- [What is expected] Without the pictures, give the entries below again exactly as written.

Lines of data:
>> begin

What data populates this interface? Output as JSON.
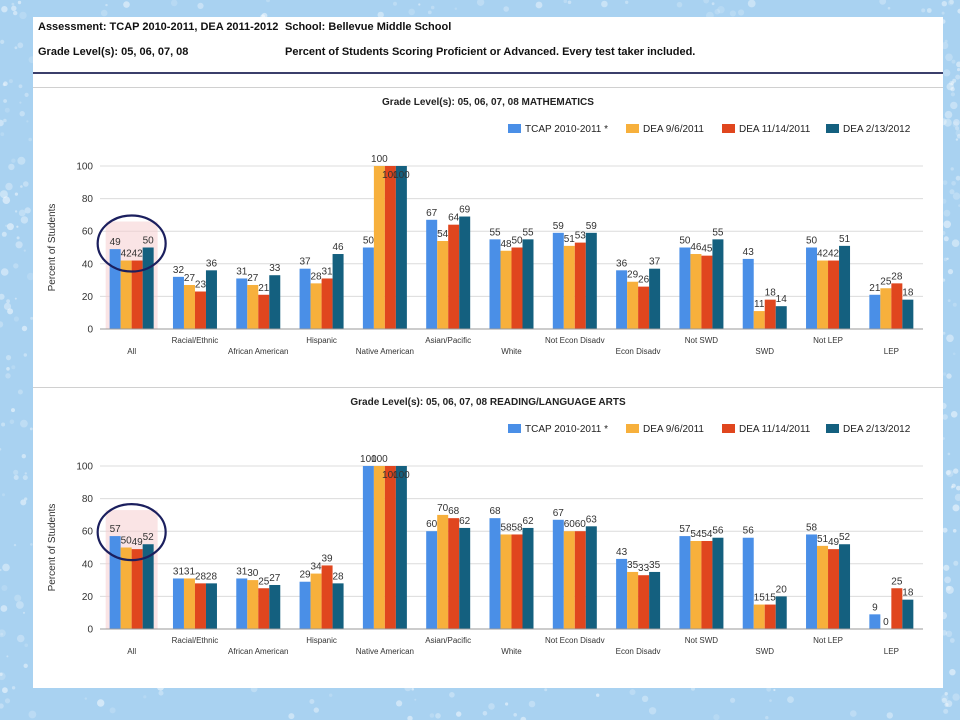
{
  "header": {
    "assessment": "Assessment: TCAP 2010-2011, DEA 2011-2012",
    "school": "School: Bellevue Middle School",
    "grade_levels": "Grade Level(s): 05, 06, 07, 08",
    "description": "Percent of Students Scoring Proficient or Advanced.  Every test taker included."
  },
  "colors": {
    "series": [
      "#4a8fe7",
      "#f7b03c",
      "#e0461e",
      "#14607f"
    ],
    "highlight": "#f6cdd0",
    "circle": "#1b1f5e"
  },
  "chart_data": [
    {
      "type": "bar",
      "title": "Grade Level(s): 05, 06, 07, 08 MATHEMATICS",
      "ylabel": "Percent of Students",
      "xlabel": "",
      "ylim": [
        0,
        100
      ],
      "yticks": [
        "0",
        "20",
        "40",
        "60",
        "80",
        "100"
      ],
      "grid": true,
      "legend_position": "top-right",
      "highlighted_category": "All",
      "categories": [
        "All",
        "Racial/Ethnic",
        "African American",
        "Hispanic",
        "Native American",
        "Asian/Pacific",
        "White",
        "Not Econ Disadv",
        "Econ Disadv",
        "Not SWD",
        "SWD",
        "Not LEP",
        "LEP"
      ],
      "series": [
        {
          "name": "TCAP 2010-2011 *",
          "values": [
            49,
            32,
            31,
            37,
            50,
            67,
            55,
            59,
            36,
            50,
            43,
            50,
            21
          ]
        },
        {
          "name": "DEA 9/6/2011",
          "values": [
            42,
            27,
            27,
            28,
            100,
            54,
            48,
            51,
            29,
            46,
            11,
            42,
            25
          ]
        },
        {
          "name": "DEA 11/14/2011",
          "values": [
            42,
            23,
            21,
            31,
            100,
            64,
            50,
            53,
            26,
            45,
            18,
            42,
            28
          ]
        },
        {
          "name": "DEA 2/13/2012",
          "values": [
            50,
            36,
            33,
            46,
            100,
            69,
            55,
            59,
            37,
            55,
            14,
            51,
            18
          ]
        }
      ]
    },
    {
      "type": "bar",
      "title": "Grade Level(s): 05, 06, 07, 08 READING/LANGUAGE ARTS",
      "ylabel": "Percent of Students",
      "xlabel": "",
      "ylim": [
        0,
        100
      ],
      "yticks": [
        "0",
        "20",
        "40",
        "60",
        "80",
        "100"
      ],
      "grid": true,
      "legend_position": "top-right",
      "highlighted_category": "All",
      "categories": [
        "All",
        "Racial/Ethnic",
        "African American",
        "Hispanic",
        "Native American",
        "Asian/Pacific",
        "White",
        "Not Econ Disadv",
        "Econ Disadv",
        "Not SWD",
        "SWD",
        "Not LEP",
        "LEP"
      ],
      "series": [
        {
          "name": "TCAP 2010-2011 *",
          "values": [
            57,
            31,
            31,
            29,
            100,
            60,
            68,
            67,
            43,
            57,
            56,
            58,
            9
          ]
        },
        {
          "name": "DEA 9/6/2011",
          "values": [
            50,
            31,
            30,
            34,
            100,
            70,
            58,
            60,
            35,
            54,
            15,
            51,
            0
          ]
        },
        {
          "name": "DEA 11/14/2011",
          "values": [
            49,
            28,
            25,
            39,
            100,
            68,
            58,
            60,
            33,
            54,
            15,
            49,
            25
          ]
        },
        {
          "name": "DEA 2/13/2012",
          "values": [
            52,
            28,
            27,
            28,
            100,
            62,
            62,
            63,
            35,
            56,
            20,
            52,
            18
          ]
        }
      ]
    }
  ]
}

>> end

- [Completed task]
What data populates this interface? Output as JSON.
{
  "header": {
    "assessment": "Assessment: TCAP 2010-2011, DEA 2011-2012",
    "school": "School: Bellevue Middle School",
    "grade_levels": "Grade Level(s): 05, 06, 07, 08",
    "description": "Percent of Students Scoring Proficient or Advanced.  Every test taker included."
  },
  "colors": {
    "series": [
      "#4a8fe7",
      "#f7b03c",
      "#e0461e",
      "#14607f"
    ],
    "highlight": "#f6cdd0",
    "circle": "#1b1f5e"
  },
  "chart_data": [
    {
      "type": "bar",
      "title": "Grade Level(s): 05, 06, 07, 08 MATHEMATICS",
      "ylabel": "Percent of Students",
      "xlabel": "",
      "ylim": [
        0,
        100
      ],
      "yticks": [
        "0",
        "20",
        "40",
        "60",
        "80",
        "100"
      ],
      "grid": true,
      "legend_position": "top-right",
      "highlighted_category": "All",
      "categories": [
        "All",
        "Racial/Ethnic",
        "African American",
        "Hispanic",
        "Native American",
        "Asian/Pacific",
        "White",
        "Not Econ Disadv",
        "Econ Disadv",
        "Not SWD",
        "SWD",
        "Not LEP",
        "LEP"
      ],
      "series": [
        {
          "name": "TCAP 2010-2011 *",
          "values": [
            49,
            32,
            31,
            37,
            50,
            67,
            55,
            59,
            36,
            50,
            43,
            50,
            21
          ]
        },
        {
          "name": "DEA 9/6/2011",
          "values": [
            42,
            27,
            27,
            28,
            100,
            54,
            48,
            51,
            29,
            46,
            11,
            42,
            25
          ]
        },
        {
          "name": "DEA 11/14/2011",
          "values": [
            42,
            23,
            21,
            31,
            100,
            64,
            50,
            53,
            26,
            45,
            18,
            42,
            28
          ]
        },
        {
          "name": "DEA 2/13/2012",
          "values": [
            50,
            36,
            33,
            46,
            100,
            69,
            55,
            59,
            37,
            55,
            14,
            51,
            18
          ]
        }
      ]
    },
    {
      "type": "bar",
      "title": "Grade Level(s): 05, 06, 07, 08 READING/LANGUAGE ARTS",
      "ylabel": "Percent of Students",
      "xlabel": "",
      "ylim": [
        0,
        100
      ],
      "yticks": [
        "0",
        "20",
        "40",
        "60",
        "80",
        "100"
      ],
      "grid": true,
      "legend_position": "top-right",
      "highlighted_category": "All",
      "categories": [
        "All",
        "Racial/Ethnic",
        "African American",
        "Hispanic",
        "Native American",
        "Asian/Pacific",
        "White",
        "Not Econ Disadv",
        "Econ Disadv",
        "Not SWD",
        "SWD",
        "Not LEP",
        "LEP"
      ],
      "series": [
        {
          "name": "TCAP 2010-2011 *",
          "values": [
            57,
            31,
            31,
            29,
            100,
            60,
            68,
            67,
            43,
            57,
            56,
            58,
            9
          ]
        },
        {
          "name": "DEA 9/6/2011",
          "values": [
            50,
            31,
            30,
            34,
            100,
            70,
            58,
            60,
            35,
            54,
            15,
            51,
            0
          ]
        },
        {
          "name": "DEA 11/14/2011",
          "values": [
            49,
            28,
            25,
            39,
            100,
            68,
            58,
            60,
            33,
            54,
            15,
            49,
            25
          ]
        },
        {
          "name": "DEA 2/13/2012",
          "values": [
            52,
            28,
            27,
            28,
            100,
            62,
            62,
            63,
            35,
            56,
            20,
            52,
            18
          ]
        }
      ]
    }
  ]
}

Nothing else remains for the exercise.